▸ **Dataset records**:
^^^^
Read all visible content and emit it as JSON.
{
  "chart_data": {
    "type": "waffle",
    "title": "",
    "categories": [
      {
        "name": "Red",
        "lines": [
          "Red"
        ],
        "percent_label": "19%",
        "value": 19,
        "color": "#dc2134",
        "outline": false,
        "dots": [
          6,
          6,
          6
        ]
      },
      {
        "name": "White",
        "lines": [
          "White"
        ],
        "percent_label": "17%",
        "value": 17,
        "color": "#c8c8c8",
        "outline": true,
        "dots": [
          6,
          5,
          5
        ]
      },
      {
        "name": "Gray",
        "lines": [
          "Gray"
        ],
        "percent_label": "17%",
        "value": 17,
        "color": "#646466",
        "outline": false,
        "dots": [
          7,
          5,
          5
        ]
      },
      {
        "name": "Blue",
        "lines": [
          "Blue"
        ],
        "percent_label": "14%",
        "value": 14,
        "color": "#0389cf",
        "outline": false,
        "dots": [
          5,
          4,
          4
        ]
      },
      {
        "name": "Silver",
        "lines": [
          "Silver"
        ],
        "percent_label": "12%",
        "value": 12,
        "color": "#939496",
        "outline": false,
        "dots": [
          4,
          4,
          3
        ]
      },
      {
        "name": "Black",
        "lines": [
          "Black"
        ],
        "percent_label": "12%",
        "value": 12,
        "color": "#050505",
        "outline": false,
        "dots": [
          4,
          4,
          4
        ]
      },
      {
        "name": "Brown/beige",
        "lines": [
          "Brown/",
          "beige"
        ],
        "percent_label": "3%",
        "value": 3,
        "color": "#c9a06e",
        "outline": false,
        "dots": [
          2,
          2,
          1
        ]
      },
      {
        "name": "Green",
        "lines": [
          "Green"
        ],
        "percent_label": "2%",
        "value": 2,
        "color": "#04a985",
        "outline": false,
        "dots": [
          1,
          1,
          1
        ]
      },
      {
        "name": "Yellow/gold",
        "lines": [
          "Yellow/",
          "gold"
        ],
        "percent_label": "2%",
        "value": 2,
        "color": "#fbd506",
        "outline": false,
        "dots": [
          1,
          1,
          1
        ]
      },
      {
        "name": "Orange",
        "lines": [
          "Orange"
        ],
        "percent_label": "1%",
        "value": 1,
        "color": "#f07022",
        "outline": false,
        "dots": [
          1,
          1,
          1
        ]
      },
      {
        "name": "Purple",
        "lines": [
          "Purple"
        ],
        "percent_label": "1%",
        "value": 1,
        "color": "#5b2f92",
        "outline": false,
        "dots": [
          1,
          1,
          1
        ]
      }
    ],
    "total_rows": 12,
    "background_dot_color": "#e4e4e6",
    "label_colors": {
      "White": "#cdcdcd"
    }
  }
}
^^^^
▸ **EXERCISE DESCRIPTION**: Repeat all of the entries exactly.

▸ **SOLVED EXERCISE**:
Read all visible content and emit it as JSON.
{
  "chart_data": {
    "type": "waffle",
    "title": "",
    "categories": [
      {
        "name": "Red",
        "lines": [
          "Red"
        ],
        "percent_label": "19%",
        "value": 19,
        "color": "#dc2134",
        "outline": false,
        "dots": [
          6,
          6,
          6
        ]
      },
      {
        "name": "White",
        "lines": [
          "White"
        ],
        "percent_label": "17%",
        "value": 17,
        "color": "#c8c8c8",
        "outline": true,
        "dots": [
          6,
          5,
          5
        ]
      },
      {
        "name": "Gray",
        "lines": [
          "Gray"
        ],
        "percent_label": "17%",
        "value": 17,
        "color": "#646466",
        "outline": false,
        "dots": [
          7,
          5,
          5
        ]
      },
      {
        "name": "Blue",
        "lines": [
          "Blue"
        ],
        "percent_label": "14%",
        "value": 14,
        "color": "#0389cf",
        "outline": false,
        "dots": [
          5,
          4,
          4
        ]
      },
      {
        "name": "Silver",
        "lines": [
          "Silver"
        ],
        "percent_label": "12%",
        "value": 12,
        "color": "#939496",
        "outline": false,
        "dots": [
          4,
          4,
          3
        ]
      },
      {
        "name": "Black",
        "lines": [
          "Black"
        ],
        "percent_label": "12%",
        "value": 12,
        "color": "#050505",
        "outline": false,
        "dots": [
          4,
          4,
          4
        ]
      },
      {
        "name": "Brown/beige",
        "lines": [
          "Brown/",
          "beige"
        ],
        "percent_label": "3%",
        "value": 3,
        "color": "#c9a06e",
        "outline": false,
        "dots": [
          2,
          2,
          1
        ]
      },
      {
        "name": "Green",
        "lines": [
          "Green"
        ],
        "percent_label": "2%",
        "value": 2,
        "color": "#04a985",
        "outline": false,
        "dots": [
          1,
          1,
          1
        ]
      },
      {
        "name": "Yellow/gold",
        "lines": [
          "Yellow/",
          "gold"
        ],
        "percent_label": "2%",
        "value": 2,
        "color": "#fbd506",
        "outline": false,
        "dots": [
          1,
          1,
          1
        ]
      },
      {
        "name": "Orange",
        "lines": [
          "Orange"
        ],
        "percent_label": "1%",
        "value": 1,
        "color": "#f07022",
        "outline": false,
        "dots": [
          1,
          1,
          1
        ]
      },
      {
        "name": "Purple",
        "lines": [
          "Purple"
        ],
        "percent_label": "1%",
        "value": 1,
        "color": "#5b2f92",
        "outline": false,
        "dots": [
          1,
          1,
          1
        ]
      }
    ],
    "total_rows": 12,
    "background_dot_color": "#e4e4e6",
    "label_colors": {
      "White": "#cdcdcd"
    }
  }
}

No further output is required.